Stored data ::

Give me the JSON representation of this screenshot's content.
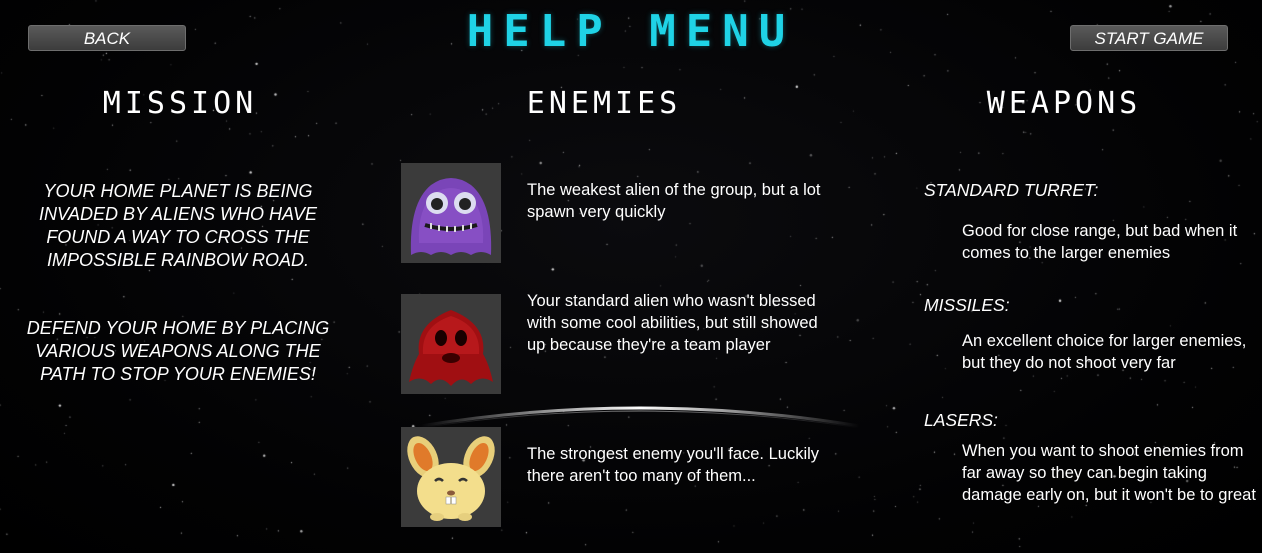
{
  "header": {
    "title": "HELP MENU",
    "back_label": "BACK",
    "start_label": "START GAME"
  },
  "mission": {
    "heading": "MISSION",
    "paragraph1": "YOUR HOME PLANET IS BEING INVADED BY ALIENS WHO HAVE FOUND A WAY TO CROSS THE IMPOSSIBLE RAINBOW ROAD.",
    "paragraph2": "DEFEND YOUR HOME BY PLACING VARIOUS WEAPONS ALONG THE PATH TO STOP YOUR ENEMIES!"
  },
  "enemies": {
    "heading": "ENEMIES",
    "items": [
      {
        "icon": "purple-alien-icon",
        "description": "The weakest alien of the group, but a lot spawn very quickly"
      },
      {
        "icon": "red-alien-icon",
        "description": "Your standard alien who wasn't blessed with some cool abilities, but still showed up because they're a team player"
      },
      {
        "icon": "yellow-bunny-alien-icon",
        "description": "The strongest enemy you'll face. Luckily there aren't too many of them..."
      }
    ]
  },
  "weapons": {
    "heading": "WEAPONS",
    "items": [
      {
        "name": "STANDARD TURRET:",
        "description": "Good for close range, but bad when it comes to the larger enemies"
      },
      {
        "name": "MISSILES:",
        "description": "An excellent choice for larger enemies, but they do not shoot very far"
      },
      {
        "name": "LASERS:",
        "description": "When you want to shoot enemies from far away so they can begin taking damage early on, but it won't be to great"
      }
    ]
  },
  "colors": {
    "title": "#1fd3e6",
    "background": "#000000",
    "button": "#4a4a4a",
    "text": "#ffffff"
  }
}
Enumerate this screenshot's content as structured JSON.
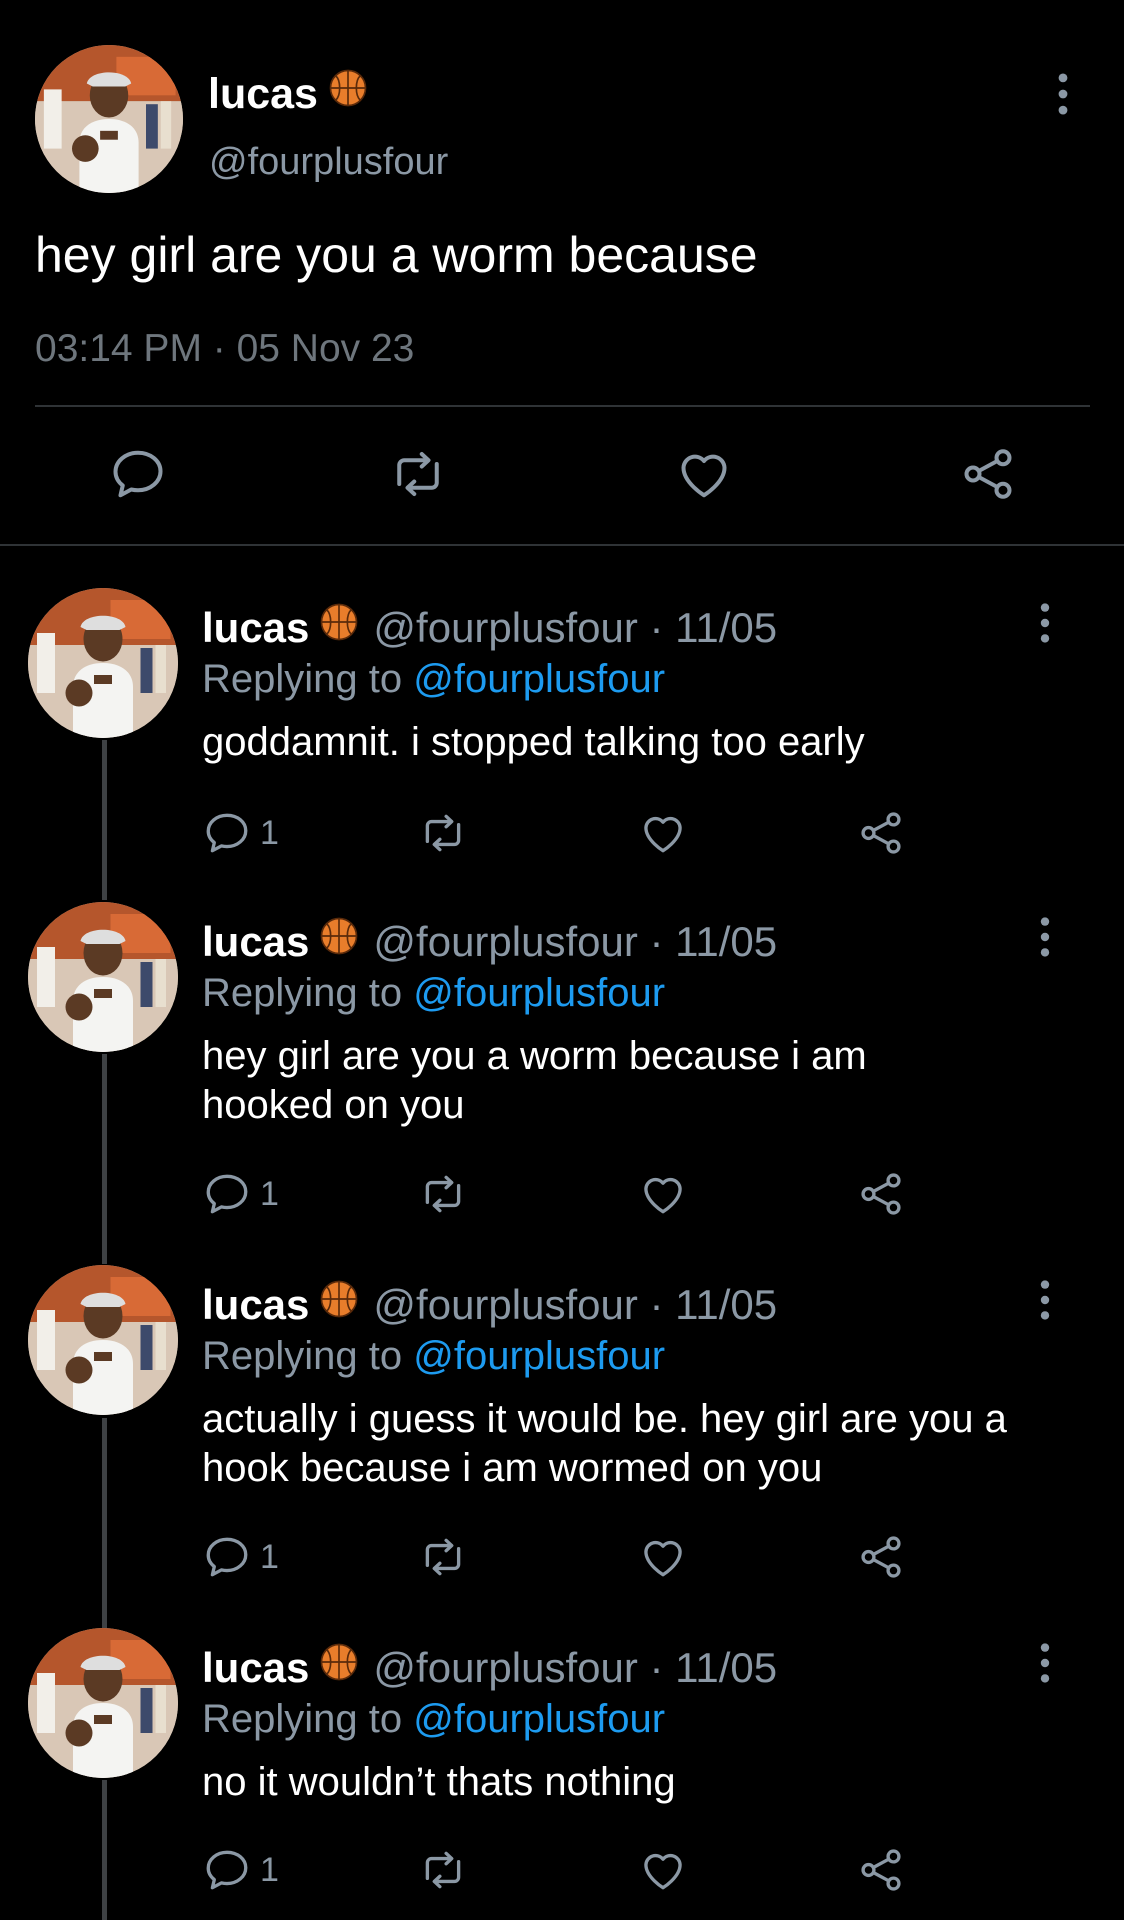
{
  "main_tweet": {
    "display_name": "lucas",
    "name_emoji": "basketball-emoji",
    "handle": "@fourplusfour",
    "text": "hey girl are you a worm because",
    "timestamp": "03:14 PM · 05 Nov 23"
  },
  "replies": [
    {
      "display_name": "lucas",
      "meta": "@fourplusfour · 11/05",
      "replying_label": "Replying to",
      "replying_to": "@fourplusfour",
      "text": "goddamnit. i stopped talking too early",
      "reply_count": "1"
    },
    {
      "display_name": "lucas",
      "meta": "@fourplusfour · 11/05",
      "replying_label": "Replying to",
      "replying_to": "@fourplusfour",
      "text": "hey girl are you a worm because i am hooked on you",
      "reply_count": "1"
    },
    {
      "display_name": "lucas",
      "meta": "@fourplusfour · 11/05",
      "replying_label": "Replying to",
      "replying_to": "@fourplusfour",
      "text": "actually i guess it would be. hey girl are you a hook because i am wormed on you",
      "reply_count": "1"
    },
    {
      "display_name": "lucas",
      "meta": "@fourplusfour · 11/05",
      "replying_label": "Replying to",
      "replying_to": "@fourplusfour",
      "text": "no it wouldn’t thats nothing",
      "reply_count": "1"
    }
  ],
  "icons": [
    "reply-icon",
    "retweet-icon",
    "like-icon",
    "share-icon",
    "more-icon",
    "basketball-emoji"
  ],
  "colors": {
    "background": "#000000",
    "text": "#ffffff",
    "secondary": "#8b98a5",
    "link": "#1d9bf0",
    "divider": "#2f3336"
  }
}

Problem to solve :: Repeat the data exactly in full, omitting its pictures.

Answer in full ::
Give me the JSON representation of this screenshot's content.
{
  "header": {
    "title": "HELP MENU",
    "back_label": "BACK",
    "start_label": "START GAME"
  },
  "mission": {
    "heading": "MISSION",
    "paragraph1": "YOUR HOME PLANET IS BEING INVADED BY ALIENS WHO HAVE FOUND A WAY TO CROSS THE IMPOSSIBLE RAINBOW ROAD.",
    "paragraph2": "DEFEND YOUR HOME BY PLACING VARIOUS WEAPONS ALONG THE PATH TO STOP YOUR ENEMIES!"
  },
  "enemies": {
    "heading": "ENEMIES",
    "items": [
      {
        "icon": "purple-alien-icon",
        "description": "The weakest alien of the group, but a lot spawn very quickly"
      },
      {
        "icon": "red-alien-icon",
        "description": "Your standard alien who wasn't blessed with some cool abilities, but still showed up because they're a team player"
      },
      {
        "icon": "yellow-bunny-alien-icon",
        "description": "The strongest enemy you'll face. Luckily there aren't too many of them..."
      }
    ]
  },
  "weapons": {
    "heading": "WEAPONS",
    "items": [
      {
        "name": "STANDARD TURRET:",
        "description": "Good for close range, but bad when it comes to the larger enemies"
      },
      {
        "name": "MISSILES:",
        "description": "An excellent choice for larger enemies, but they do not shoot very far"
      },
      {
        "name": "LASERS:",
        "description": "When you want to shoot enemies from far away so they can begin taking damage early on, but it won't be to great"
      }
    ]
  },
  "colors": {
    "title": "#1fd3e6",
    "background": "#000000",
    "button": "#4a4a4a",
    "text": "#ffffff"
  }
}
Enumerate this screenshot's content as structured JSON.
{
  "main_tweet": {
    "display_name": "lucas",
    "name_emoji": "basketball-emoji",
    "handle": "@fourplusfour",
    "text": "hey girl are you a worm because",
    "timestamp": "03:14 PM · 05 Nov 23"
  },
  "replies": [
    {
      "display_name": "lucas",
      "meta": "@fourplusfour · 11/05",
      "replying_label": "Replying to",
      "replying_to": "@fourplusfour",
      "text": "goddamnit. i stopped talking too early",
      "reply_count": "1"
    },
    {
      "display_name": "lucas",
      "meta": "@fourplusfour · 11/05",
      "replying_label": "Replying to",
      "replying_to": "@fourplusfour",
      "text": "hey girl are you a worm because i am hooked on you",
      "reply_count": "1"
    },
    {
      "display_name": "lucas",
      "meta": "@fourplusfour · 11/05",
      "replying_label": "Replying to",
      "replying_to": "@fourplusfour",
      "text": "actually i guess it would be. hey girl are you a hook because i am wormed on you",
      "reply_count": "1"
    },
    {
      "display_name": "lucas",
      "meta": "@fourplusfour · 11/05",
      "replying_label": "Replying to",
      "replying_to": "@fourplusfour",
      "text": "no it wouldn’t thats nothing",
      "reply_count": "1"
    }
  ],
  "icons": [
    "reply-icon",
    "retweet-icon",
    "like-icon",
    "share-icon",
    "more-icon",
    "basketball-emoji"
  ],
  "colors": {
    "background": "#000000",
    "text": "#ffffff",
    "secondary": "#8b98a5",
    "link": "#1d9bf0",
    "divider": "#2f3336"
  }
}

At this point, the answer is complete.